EXERCISE. Look through the listing for the word "Gott". Copy each line that has it.

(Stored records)
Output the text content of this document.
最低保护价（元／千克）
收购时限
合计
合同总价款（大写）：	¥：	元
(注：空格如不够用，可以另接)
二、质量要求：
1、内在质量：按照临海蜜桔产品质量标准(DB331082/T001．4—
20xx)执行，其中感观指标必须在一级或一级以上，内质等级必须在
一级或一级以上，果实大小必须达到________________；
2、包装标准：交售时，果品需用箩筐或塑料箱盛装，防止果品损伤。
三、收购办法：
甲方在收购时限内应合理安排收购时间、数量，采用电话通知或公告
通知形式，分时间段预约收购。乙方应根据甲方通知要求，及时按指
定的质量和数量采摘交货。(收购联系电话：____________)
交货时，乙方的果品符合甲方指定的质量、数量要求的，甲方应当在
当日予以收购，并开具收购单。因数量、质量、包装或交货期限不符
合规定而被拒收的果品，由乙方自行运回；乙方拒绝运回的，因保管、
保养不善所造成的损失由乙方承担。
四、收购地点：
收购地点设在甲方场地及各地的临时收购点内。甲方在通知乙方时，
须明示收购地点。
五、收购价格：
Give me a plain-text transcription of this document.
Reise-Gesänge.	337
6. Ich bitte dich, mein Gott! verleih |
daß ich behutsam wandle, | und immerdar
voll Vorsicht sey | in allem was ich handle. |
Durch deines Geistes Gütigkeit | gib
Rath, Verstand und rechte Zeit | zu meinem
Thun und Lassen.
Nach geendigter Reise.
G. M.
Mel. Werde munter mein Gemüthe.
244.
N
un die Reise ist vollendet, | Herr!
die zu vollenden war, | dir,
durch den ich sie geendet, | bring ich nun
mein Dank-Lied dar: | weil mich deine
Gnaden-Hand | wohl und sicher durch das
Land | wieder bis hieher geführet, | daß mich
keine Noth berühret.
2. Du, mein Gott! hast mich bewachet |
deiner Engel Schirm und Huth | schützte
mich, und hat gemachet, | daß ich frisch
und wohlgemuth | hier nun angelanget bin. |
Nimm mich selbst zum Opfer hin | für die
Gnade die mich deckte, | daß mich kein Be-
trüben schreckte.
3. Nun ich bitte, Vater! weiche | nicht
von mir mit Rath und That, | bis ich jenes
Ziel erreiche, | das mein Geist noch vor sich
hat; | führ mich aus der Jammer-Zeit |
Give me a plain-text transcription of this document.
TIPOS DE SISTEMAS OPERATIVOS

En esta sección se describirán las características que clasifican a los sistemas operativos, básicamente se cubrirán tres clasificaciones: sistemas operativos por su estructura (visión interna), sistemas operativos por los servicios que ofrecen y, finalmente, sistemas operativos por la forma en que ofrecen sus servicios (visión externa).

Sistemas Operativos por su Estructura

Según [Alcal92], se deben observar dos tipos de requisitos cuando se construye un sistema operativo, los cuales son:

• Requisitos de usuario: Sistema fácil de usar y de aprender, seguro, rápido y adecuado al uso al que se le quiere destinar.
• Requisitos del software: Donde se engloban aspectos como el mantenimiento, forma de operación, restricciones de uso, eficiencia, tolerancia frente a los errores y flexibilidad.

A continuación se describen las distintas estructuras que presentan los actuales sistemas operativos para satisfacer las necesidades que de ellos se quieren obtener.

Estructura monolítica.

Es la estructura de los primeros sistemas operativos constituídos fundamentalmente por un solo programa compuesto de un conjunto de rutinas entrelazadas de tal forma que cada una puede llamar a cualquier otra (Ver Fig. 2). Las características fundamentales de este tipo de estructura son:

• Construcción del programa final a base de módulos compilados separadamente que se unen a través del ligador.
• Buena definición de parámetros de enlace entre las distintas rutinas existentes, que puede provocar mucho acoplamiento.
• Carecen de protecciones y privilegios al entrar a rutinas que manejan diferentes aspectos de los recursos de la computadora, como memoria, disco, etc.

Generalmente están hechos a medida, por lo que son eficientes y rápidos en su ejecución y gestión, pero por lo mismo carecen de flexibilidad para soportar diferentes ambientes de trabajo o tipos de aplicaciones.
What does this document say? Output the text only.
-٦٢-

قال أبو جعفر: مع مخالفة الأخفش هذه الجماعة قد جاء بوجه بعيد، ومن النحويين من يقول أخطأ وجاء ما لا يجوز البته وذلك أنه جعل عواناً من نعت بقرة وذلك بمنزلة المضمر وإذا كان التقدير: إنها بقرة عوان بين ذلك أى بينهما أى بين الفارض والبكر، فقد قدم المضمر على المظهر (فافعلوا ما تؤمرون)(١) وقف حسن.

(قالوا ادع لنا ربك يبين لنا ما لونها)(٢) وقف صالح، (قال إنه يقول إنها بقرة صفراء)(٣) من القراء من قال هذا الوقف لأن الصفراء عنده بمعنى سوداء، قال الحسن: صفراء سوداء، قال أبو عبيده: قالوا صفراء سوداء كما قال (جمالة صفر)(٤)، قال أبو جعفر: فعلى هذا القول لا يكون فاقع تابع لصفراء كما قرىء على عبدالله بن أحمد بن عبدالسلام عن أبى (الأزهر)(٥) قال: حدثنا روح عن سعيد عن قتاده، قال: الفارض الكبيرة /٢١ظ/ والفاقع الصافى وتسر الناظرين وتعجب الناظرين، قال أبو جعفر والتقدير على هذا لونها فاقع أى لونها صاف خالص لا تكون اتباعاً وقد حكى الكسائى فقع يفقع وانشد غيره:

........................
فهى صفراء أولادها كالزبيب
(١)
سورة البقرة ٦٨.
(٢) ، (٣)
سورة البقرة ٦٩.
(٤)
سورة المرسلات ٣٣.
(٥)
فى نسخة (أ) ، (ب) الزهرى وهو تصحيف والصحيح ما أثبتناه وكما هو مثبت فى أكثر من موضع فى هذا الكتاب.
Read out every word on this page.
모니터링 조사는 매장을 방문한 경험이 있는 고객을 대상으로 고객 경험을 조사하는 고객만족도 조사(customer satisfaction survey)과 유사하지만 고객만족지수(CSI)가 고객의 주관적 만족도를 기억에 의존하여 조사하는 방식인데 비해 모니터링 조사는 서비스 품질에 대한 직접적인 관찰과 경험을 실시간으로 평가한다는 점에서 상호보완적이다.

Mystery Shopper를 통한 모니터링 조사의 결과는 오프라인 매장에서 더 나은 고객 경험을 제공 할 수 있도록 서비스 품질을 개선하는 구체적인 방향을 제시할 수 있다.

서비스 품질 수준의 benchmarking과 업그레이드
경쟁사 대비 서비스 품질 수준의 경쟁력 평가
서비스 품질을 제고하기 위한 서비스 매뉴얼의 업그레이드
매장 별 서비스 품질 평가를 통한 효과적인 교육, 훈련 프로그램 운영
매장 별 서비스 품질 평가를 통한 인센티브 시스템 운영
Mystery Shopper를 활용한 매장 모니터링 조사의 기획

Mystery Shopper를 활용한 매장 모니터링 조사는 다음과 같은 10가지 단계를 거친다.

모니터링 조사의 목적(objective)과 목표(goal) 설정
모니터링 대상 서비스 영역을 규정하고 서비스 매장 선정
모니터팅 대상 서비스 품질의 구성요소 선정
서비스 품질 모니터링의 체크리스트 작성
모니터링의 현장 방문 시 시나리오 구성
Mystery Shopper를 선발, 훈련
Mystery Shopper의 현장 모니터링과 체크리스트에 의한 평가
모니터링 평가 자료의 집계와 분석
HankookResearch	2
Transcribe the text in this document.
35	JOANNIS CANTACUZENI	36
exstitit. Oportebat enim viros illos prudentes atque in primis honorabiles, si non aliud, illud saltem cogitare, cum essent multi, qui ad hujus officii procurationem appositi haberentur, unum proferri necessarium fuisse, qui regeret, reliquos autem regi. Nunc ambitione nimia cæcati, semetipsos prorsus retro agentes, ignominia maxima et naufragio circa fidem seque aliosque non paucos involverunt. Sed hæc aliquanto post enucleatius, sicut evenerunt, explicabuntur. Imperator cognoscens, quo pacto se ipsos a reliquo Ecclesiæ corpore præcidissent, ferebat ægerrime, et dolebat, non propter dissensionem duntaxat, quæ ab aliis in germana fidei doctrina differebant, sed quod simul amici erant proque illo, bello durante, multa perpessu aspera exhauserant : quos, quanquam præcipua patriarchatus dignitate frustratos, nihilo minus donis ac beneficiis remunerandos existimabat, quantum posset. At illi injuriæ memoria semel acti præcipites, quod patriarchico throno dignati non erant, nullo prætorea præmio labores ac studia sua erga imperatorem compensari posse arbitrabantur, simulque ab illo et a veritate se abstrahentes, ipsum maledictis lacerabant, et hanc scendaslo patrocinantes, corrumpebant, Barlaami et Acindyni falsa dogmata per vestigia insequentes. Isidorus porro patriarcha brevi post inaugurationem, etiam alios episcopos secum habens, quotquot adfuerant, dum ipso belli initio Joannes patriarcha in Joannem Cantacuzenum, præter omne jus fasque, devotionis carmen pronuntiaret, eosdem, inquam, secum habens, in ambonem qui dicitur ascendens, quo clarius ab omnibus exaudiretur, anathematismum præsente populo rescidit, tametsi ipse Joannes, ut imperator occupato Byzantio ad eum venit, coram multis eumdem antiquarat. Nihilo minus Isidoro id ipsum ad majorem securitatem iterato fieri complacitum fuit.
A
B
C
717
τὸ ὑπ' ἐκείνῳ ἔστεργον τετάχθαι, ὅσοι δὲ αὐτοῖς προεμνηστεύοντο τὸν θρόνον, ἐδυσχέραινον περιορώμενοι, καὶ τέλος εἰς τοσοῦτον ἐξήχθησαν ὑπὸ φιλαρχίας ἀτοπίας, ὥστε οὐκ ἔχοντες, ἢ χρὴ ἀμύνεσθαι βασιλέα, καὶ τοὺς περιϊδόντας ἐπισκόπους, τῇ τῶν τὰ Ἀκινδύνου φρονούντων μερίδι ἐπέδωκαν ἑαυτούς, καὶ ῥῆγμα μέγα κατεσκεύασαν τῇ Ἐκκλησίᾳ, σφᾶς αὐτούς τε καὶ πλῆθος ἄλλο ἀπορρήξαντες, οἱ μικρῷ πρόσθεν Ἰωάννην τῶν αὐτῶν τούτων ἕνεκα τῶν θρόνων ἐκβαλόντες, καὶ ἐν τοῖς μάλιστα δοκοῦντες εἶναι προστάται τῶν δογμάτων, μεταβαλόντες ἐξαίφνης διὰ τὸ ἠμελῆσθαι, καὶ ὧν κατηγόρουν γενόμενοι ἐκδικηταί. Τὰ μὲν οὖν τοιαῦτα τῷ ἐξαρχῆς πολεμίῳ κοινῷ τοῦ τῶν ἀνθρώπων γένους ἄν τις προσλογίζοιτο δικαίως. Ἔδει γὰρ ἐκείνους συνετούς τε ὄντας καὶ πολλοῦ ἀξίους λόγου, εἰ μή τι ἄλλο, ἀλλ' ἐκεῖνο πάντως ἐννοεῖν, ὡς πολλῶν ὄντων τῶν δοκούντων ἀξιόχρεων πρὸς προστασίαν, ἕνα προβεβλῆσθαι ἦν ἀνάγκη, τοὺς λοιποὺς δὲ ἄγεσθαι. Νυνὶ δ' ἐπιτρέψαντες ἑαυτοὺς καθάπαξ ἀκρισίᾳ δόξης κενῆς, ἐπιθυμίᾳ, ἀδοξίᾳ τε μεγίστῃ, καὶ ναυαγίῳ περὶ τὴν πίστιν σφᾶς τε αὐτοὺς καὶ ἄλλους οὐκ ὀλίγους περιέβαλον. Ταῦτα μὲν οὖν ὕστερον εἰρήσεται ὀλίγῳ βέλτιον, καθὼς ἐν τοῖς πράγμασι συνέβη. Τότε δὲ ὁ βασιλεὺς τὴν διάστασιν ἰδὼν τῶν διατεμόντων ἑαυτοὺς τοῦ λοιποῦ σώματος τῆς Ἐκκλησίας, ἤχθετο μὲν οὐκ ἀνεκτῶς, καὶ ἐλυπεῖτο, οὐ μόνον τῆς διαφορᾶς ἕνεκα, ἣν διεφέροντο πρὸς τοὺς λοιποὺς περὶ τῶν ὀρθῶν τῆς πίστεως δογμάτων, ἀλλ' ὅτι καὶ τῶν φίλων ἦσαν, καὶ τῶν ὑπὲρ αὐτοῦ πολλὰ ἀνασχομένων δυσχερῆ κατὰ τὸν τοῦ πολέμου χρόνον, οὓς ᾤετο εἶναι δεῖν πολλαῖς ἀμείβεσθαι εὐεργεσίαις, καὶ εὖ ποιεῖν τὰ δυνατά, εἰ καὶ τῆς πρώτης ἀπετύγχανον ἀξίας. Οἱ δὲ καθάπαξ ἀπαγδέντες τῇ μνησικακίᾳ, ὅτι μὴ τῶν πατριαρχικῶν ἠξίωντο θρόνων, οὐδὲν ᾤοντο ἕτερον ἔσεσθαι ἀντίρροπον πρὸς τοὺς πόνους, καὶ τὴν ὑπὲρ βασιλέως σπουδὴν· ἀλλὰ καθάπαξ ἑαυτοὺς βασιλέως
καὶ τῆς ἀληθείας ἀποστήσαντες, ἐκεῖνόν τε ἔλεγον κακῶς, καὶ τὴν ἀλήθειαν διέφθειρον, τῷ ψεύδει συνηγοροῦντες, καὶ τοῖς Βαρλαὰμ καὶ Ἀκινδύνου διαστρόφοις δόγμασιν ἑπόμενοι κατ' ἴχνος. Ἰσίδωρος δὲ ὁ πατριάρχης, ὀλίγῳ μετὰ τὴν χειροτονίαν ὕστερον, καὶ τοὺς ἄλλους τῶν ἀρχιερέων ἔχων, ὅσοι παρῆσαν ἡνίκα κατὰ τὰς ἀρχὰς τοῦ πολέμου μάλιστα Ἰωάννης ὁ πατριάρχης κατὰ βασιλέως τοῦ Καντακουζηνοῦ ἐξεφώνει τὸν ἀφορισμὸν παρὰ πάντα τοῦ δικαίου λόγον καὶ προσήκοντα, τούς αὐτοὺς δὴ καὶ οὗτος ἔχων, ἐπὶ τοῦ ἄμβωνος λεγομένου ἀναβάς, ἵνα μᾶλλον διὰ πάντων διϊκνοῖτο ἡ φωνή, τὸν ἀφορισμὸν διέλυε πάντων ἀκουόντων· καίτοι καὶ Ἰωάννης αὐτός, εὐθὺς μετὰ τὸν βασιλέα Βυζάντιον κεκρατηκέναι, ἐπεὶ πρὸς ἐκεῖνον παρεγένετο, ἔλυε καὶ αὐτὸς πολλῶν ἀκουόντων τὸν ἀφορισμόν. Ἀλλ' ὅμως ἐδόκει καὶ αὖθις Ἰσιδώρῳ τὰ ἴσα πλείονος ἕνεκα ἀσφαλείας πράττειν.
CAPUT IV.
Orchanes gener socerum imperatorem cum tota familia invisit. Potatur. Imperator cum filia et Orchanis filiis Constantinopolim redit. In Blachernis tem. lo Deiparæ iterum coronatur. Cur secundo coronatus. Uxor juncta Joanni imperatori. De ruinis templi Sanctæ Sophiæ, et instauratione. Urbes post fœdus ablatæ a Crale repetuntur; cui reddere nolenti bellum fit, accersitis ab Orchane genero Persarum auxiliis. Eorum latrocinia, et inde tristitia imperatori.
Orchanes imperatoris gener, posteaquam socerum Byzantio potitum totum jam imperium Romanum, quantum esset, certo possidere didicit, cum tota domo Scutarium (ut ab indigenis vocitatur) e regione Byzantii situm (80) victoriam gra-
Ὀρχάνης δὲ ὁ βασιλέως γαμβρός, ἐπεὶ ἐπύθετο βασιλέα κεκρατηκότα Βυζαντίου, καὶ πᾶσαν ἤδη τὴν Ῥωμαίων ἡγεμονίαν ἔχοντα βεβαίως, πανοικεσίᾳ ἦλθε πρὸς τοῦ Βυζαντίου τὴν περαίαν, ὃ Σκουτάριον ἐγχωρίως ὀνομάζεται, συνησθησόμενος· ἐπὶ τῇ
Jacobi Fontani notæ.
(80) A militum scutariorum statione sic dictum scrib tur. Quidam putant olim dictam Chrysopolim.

OUTPUT BELOW.
6. Ich bitte dich, mein Gott! verleih |
2. Du, mein Gott! hast mich bewachet |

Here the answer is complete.